• _Work to complete_: Extract the full set of records, then give each one again exactly.

• _Entries shown_:
####################
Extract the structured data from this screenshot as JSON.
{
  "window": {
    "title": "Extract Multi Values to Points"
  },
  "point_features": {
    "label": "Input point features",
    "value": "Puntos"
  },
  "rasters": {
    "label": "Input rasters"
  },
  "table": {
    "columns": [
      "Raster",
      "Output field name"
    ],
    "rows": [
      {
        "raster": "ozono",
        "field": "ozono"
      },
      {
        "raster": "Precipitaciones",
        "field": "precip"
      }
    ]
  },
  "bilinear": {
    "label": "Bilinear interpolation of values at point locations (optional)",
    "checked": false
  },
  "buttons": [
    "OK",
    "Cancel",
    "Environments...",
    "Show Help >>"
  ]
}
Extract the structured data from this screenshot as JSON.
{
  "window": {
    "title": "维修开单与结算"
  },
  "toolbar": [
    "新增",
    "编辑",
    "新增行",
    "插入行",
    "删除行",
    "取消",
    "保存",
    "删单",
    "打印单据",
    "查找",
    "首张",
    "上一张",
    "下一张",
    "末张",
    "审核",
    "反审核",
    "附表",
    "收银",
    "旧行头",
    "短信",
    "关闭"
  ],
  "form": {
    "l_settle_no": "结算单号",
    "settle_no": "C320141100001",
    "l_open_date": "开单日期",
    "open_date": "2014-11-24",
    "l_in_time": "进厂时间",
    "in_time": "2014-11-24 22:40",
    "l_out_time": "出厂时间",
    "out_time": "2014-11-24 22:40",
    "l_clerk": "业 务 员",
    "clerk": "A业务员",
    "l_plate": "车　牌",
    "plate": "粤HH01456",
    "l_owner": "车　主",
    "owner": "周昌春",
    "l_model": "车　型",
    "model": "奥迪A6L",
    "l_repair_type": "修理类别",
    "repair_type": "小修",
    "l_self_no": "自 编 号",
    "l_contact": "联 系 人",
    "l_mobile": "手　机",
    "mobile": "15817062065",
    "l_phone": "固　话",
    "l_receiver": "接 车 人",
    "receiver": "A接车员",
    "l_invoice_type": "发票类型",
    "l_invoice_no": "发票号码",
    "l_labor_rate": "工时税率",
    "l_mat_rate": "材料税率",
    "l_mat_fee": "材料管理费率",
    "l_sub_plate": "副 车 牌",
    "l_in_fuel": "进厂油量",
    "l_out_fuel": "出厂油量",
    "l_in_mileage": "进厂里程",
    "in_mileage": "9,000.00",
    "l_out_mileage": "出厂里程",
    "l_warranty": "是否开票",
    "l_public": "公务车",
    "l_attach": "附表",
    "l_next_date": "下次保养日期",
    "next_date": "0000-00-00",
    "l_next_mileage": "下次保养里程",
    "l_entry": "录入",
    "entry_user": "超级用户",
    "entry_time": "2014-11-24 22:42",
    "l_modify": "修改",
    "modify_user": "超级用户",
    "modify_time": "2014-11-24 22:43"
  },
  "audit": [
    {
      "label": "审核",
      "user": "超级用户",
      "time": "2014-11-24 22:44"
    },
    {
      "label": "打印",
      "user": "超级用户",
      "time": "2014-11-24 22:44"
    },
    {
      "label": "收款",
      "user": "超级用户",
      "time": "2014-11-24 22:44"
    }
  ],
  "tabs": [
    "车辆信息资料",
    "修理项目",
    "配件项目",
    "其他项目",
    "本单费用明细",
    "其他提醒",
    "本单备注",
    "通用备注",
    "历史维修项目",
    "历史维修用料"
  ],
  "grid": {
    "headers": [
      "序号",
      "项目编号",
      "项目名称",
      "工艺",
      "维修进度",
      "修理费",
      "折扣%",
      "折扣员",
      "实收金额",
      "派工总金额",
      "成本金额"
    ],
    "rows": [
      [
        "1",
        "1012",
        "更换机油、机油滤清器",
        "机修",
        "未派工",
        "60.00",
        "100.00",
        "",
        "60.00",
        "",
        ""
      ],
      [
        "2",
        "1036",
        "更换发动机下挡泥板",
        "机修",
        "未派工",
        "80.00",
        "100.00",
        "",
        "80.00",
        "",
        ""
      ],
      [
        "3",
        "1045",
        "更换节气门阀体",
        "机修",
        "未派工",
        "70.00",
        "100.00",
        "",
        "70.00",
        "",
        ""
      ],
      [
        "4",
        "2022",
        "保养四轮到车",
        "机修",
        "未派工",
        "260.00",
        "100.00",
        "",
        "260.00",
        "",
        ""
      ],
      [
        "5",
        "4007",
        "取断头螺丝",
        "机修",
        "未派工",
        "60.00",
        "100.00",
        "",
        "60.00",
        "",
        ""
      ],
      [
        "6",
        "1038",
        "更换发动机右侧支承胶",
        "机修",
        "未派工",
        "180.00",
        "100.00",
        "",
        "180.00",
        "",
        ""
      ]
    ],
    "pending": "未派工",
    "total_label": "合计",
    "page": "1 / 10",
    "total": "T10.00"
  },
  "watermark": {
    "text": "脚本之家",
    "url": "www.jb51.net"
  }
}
####################
• _Task solution_:
Extract the structured data from this screenshot as JSON.
{
  "window": {
    "title": "Extract Multi Values to Points"
  },
  "point_features": {
    "label": "Input point features",
    "value": "Puntos"
  },
  "rasters": {
    "label": "Input rasters"
  },
  "table": {
    "columns": [
      "Raster",
      "Output field name"
    ],
    "rows": [
      {
        "raster": "ozono",
        "field": "ozono"
      },
      {
        "raster": "Precipitaciones",
        "field": "precip"
      }
    ]
  },
  "bilinear": {
    "label": "Bilinear interpolation of values at point locations (optional)",
    "checked": false
  },
  "buttons": [
    "OK",
    "Cancel",
    "Environments...",
    "Show Help >>"
  ]
}
Extract the structured data from this screenshot as JSON.
{
  "window": {
    "title": "维修开单与结算"
  },
  "toolbar": [
    "新增",
    "编辑",
    "新增行",
    "插入行",
    "删除行",
    "取消",
    "保存",
    "删单",
    "打印单据",
    "查找",
    "首张",
    "上一张",
    "下一张",
    "末张",
    "审核",
    "反审核",
    "附表",
    "收银",
    "旧行头",
    "短信",
    "关闭"
  ],
  "form": {
    "l_settle_no": "结算单号",
    "settle_no": "C320141100001",
    "l_open_date": "开单日期",
    "open_date": "2014-11-24",
    "l_in_time": "进厂时间",
    "in_time": "2014-11-24 22:40",
    "l_out_time": "出厂时间",
    "out_time": "2014-11-24 22:40",
    "l_clerk": "业 务 员",
    "clerk": "A业务员",
    "l_plate": "车　牌",
    "plate": "粤HH01456",
    "l_owner": "车　主",
    "owner": "周昌春",
    "l_model": "车　型",
    "model": "奥迪A6L",
    "l_repair_type": "修理类别",
    "repair_type": "小修",
    "l_self_no": "自 编 号",
    "l_contact": "联 系 人",
    "l_mobile": "手　机",
    "mobile": "15817062065",
    "l_phone": "固　话",
    "l_receiver": "接 车 人",
    "receiver": "A接车员",
    "l_invoice_type": "发票类型",
    "l_invoice_no": "发票号码",
    "l_labor_rate": "工时税率",
    "l_mat_rate": "材料税率",
    "l_mat_fee": "材料管理费率",
    "l_sub_plate": "副 车 牌",
    "l_in_fuel": "进厂油量",
    "l_out_fuel": "出厂油量",
    "l_in_mileage": "进厂里程",
    "in_mileage": "9,000.00",
    "l_out_mileage": "出厂里程",
    "l_warranty": "是否开票",
    "l_public": "公务车",
    "l_attach": "附表",
    "l_next_date": "下次保养日期",
    "next_date": "0000-00-00",
    "l_next_mileage": "下次保养里程",
    "l_entry": "录入",
    "entry_user": "超级用户",
    "entry_time": "2014-11-24 22:42",
    "l_modify": "修改",
    "modify_user": "超级用户",
    "modify_time": "2014-11-24 22:43"
  },
  "audit": [
    {
      "label": "审核",
      "user": "超级用户",
      "time": "2014-11-24 22:44"
    },
    {
      "label": "打印",
      "user": "超级用户",
      "time": "2014-11-24 22:44"
    },
    {
      "label": "收款",
      "user": "超级用户",
      "time": "2014-11-24 22:44"
    }
  ],
  "tabs": [
    "车辆信息资料",
    "修理项目",
    "配件项目",
    "其他项目",
    "本单费用明细",
    "其他提醒",
    "本单备注",
    "通用备注",
    "历史维修项目",
    "历史维修用料"
  ],
  "grid": {
    "headers": [
      "序号",
      "项目编号",
      "项目名称",
      "工艺",
      "维修进度",
      "修理费",
      "折扣%",
      "折扣员",
      "实收金额",
      "派工总金额",
      "成本金额"
    ],
    "rows": [
      [
        "1",
        "1012",
        "更换机油、机油滤清器",
        "机修",
        "未派工",
        "60.00",
        "100.00",
        "",
        "60.00",
        "",
        ""
      ],
      [
        "2",
        "1036",
        "更换发动机下挡泥板",
        "机修",
        "未派工",
        "80.00",
        "100.00",
        "",
        "80.00",
        "",
        ""
      ],
      [
        "3",
        "1045",
        "更换节气门阀体",
        "机修",
        "未派工",
        "70.00",
        "100.00",
        "",
        "70.00",
        "",
        ""
      ],
      [
        "4",
        "2022",
        "保养四轮到车",
        "机修",
        "未派工",
        "260.00",
        "100.00",
        "",
        "260.00",
        "",
        ""
      ],
      [
        "5",
        "4007",
        "取断头螺丝",
        "机修",
        "未派工",
        "60.00",
        "100.00",
        "",
        "60.00",
        "",
        ""
      ],
      [
        "6",
        "1038",
        "更换发动机右侧支承胶",
        "机修",
        "未派工",
        "180.00",
        "100.00",
        "",
        "180.00",
        "",
        ""
      ]
    ],
    "pending": "未派工",
    "total_label": "合计",
    "page": "1 / 10",
    "total": "T10.00"
  },
  "watermark": {
    "text": "脚本之家",
    "url": "www.jb51.net"
  }
}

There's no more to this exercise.